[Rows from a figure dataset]

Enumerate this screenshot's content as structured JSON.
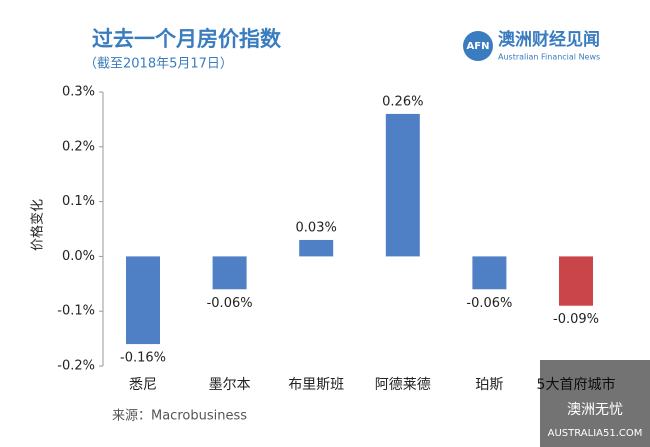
{
  "chart_data": {
    "type": "bar",
    "title": "过去一个月房价指数",
    "subtitle": "（截至2018年5月17日）",
    "y_label": "价格变化",
    "categories": [
      "悉尼",
      "墨尔本",
      "布里斯班",
      "阿德莱德",
      "珀斯",
      "5大首府城市"
    ],
    "values": [
      -0.16,
      -0.06,
      0.03,
      0.26,
      -0.06,
      -0.09
    ],
    "value_labels": [
      "-0.16%",
      "-0.06%",
      "0.03%",
      "0.26%",
      "-0.06%",
      "-0.09%"
    ],
    "colors": [
      "#4f7fc5",
      "#4f7fc5",
      "#4f7fc5",
      "#4f7fc5",
      "#4f7fc5",
      "#c9454a"
    ],
    "ylim": [
      -0.2,
      0.3
    ],
    "yticks": [
      {
        "value": 0.3,
        "label": "0.3%"
      },
      {
        "value": 0.2,
        "label": "0.2%"
      },
      {
        "value": 0.1,
        "label": "0.1%"
      },
      {
        "value": 0,
        "label": "0.0%"
      },
      {
        "value": -0.1,
        "label": "-0.1%"
      },
      {
        "value": -0.2,
        "label": "-0.2%"
      }
    ],
    "source": "来源：Macrobusiness"
  },
  "logo": {
    "mark": "AFN",
    "name": "澳洲财经见闻",
    "english": "Australian Financial News"
  },
  "watermark": {
    "name": "澳洲无忧",
    "site": "AUSTRALIA51.COM"
  }
}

| WHAT YOU HAVE TO DO |
Exactly reproduce each record, leaving out any pictures.

| COMPLETED EXERCISE |
Enumerate this screenshot's content as structured JSON.
{
  "chart_data": {
    "type": "bar",
    "title": "过去一个月房价指数",
    "subtitle": "（截至2018年5月17日）",
    "y_label": "价格变化",
    "categories": [
      "悉尼",
      "墨尔本",
      "布里斯班",
      "阿德莱德",
      "珀斯",
      "5大首府城市"
    ],
    "values": [
      -0.16,
      -0.06,
      0.03,
      0.26,
      -0.06,
      -0.09
    ],
    "value_labels": [
      "-0.16%",
      "-0.06%",
      "0.03%",
      "0.26%",
      "-0.06%",
      "-0.09%"
    ],
    "colors": [
      "#4f7fc5",
      "#4f7fc5",
      "#4f7fc5",
      "#4f7fc5",
      "#4f7fc5",
      "#c9454a"
    ],
    "ylim": [
      -0.2,
      0.3
    ],
    "yticks": [
      {
        "value": 0.3,
        "label": "0.3%"
      },
      {
        "value": 0.2,
        "label": "0.2%"
      },
      {
        "value": 0.1,
        "label": "0.1%"
      },
      {
        "value": 0,
        "label": "0.0%"
      },
      {
        "value": -0.1,
        "label": "-0.1%"
      },
      {
        "value": -0.2,
        "label": "-0.2%"
      }
    ],
    "source": "来源：Macrobusiness"
  },
  "logo": {
    "mark": "AFN",
    "name": "澳洲财经见闻",
    "english": "Australian Financial News"
  },
  "watermark": {
    "name": "澳洲无忧",
    "site": "AUSTRALIA51.COM"
  }
}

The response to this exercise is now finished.